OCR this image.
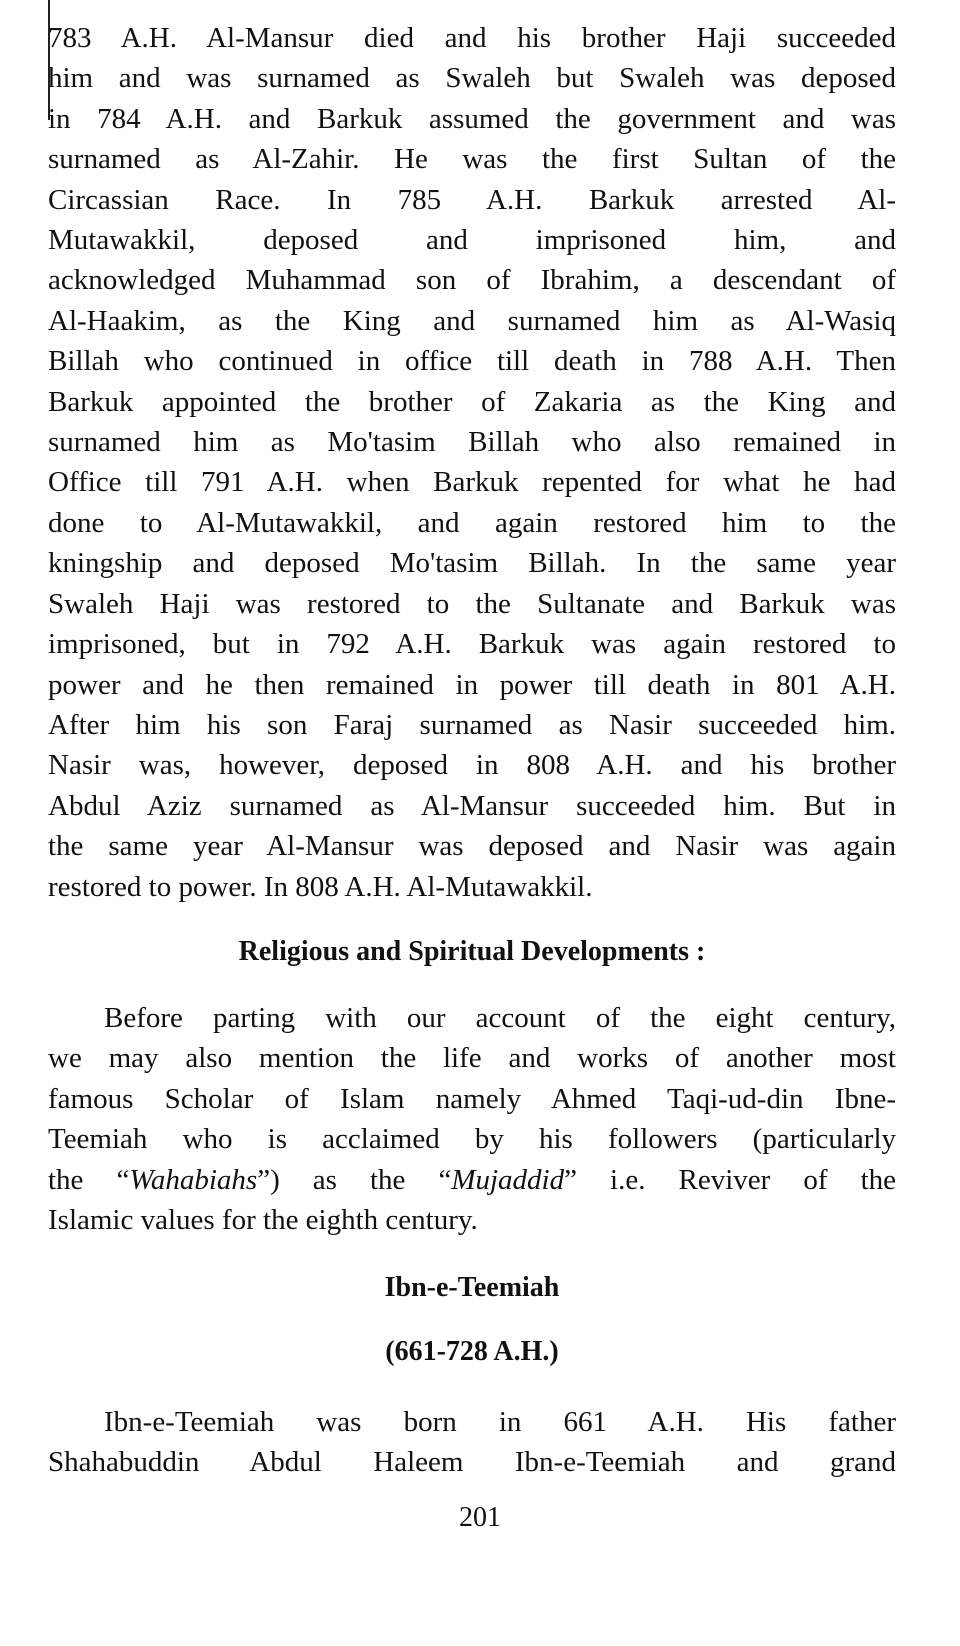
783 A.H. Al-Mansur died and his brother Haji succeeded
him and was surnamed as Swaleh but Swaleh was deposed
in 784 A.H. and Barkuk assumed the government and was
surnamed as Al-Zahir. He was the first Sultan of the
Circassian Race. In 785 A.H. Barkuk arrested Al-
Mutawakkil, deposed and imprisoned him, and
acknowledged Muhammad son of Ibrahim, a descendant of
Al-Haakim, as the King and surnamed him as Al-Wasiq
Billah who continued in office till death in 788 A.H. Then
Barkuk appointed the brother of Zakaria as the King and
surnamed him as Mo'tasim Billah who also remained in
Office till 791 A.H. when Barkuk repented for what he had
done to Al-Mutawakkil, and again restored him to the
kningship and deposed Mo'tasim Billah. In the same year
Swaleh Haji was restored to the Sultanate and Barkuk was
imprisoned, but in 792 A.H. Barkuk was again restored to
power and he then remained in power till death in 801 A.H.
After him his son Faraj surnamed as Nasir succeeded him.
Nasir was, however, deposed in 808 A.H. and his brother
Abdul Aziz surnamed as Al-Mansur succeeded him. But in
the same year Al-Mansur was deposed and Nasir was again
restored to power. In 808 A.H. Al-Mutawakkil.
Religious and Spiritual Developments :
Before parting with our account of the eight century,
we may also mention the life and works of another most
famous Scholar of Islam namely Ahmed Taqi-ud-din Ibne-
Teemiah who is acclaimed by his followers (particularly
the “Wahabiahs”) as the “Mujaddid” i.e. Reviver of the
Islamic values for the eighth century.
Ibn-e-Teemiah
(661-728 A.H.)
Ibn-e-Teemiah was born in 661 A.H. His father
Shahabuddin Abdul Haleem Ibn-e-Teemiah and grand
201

▶ Task to carry out
Pictures in the records above should not be copied. Repeat everything else exactly.

▶ Result
OCR this image.
783 A.H. Al-Mansur died and his brother Haji succeeded
him and was surnamed as Swaleh but Swaleh was deposed
in 784 A.H. and Barkuk assumed the government and was
surnamed as Al-Zahir. He was the first Sultan of the
Circassian Race. In 785 A.H. Barkuk arrested Al-
Mutawakkil, deposed and imprisoned him, and
acknowledged Muhammad son of Ibrahim, a descendant of
Al-Haakim, as the King and surnamed him as Al-Wasiq
Billah who continued in office till death in 788 A.H. Then
Barkuk appointed the brother of Zakaria as the King and
surnamed him as Mo'tasim Billah who also remained in
Office till 791 A.H. when Barkuk repented for what he had
done to Al-Mutawakkil, and again restored him to the
kningship and deposed Mo'tasim Billah. In the same year
Swaleh Haji was restored to the Sultanate and Barkuk was
imprisoned, but in 792 A.H. Barkuk was again restored to
power and he then remained in power till death in 801 A.H.
After him his son Faraj surnamed as Nasir succeeded him.
Nasir was, however, deposed in 808 A.H. and his brother
Abdul Aziz surnamed as Al-Mansur succeeded him. But in
the same year Al-Mansur was deposed and Nasir was again
restored to power. In 808 A.H. Al-Mutawakkil.
Religious and Spiritual Developments :
Before parting with our account of the eight century,
we may also mention the life and works of another most
famous Scholar of Islam namely Ahmed Taqi-ud-din Ibne-
Teemiah who is acclaimed by his followers (particularly
the “Wahabiahs”) as the “Mujaddid” i.e. Reviver of the
Islamic values for the eighth century.
Ibn-e-Teemiah
(661-728 A.H.)
Ibn-e-Teemiah was born in 661 A.H. His father
Shahabuddin Abdul Haleem Ibn-e-Teemiah and grand
201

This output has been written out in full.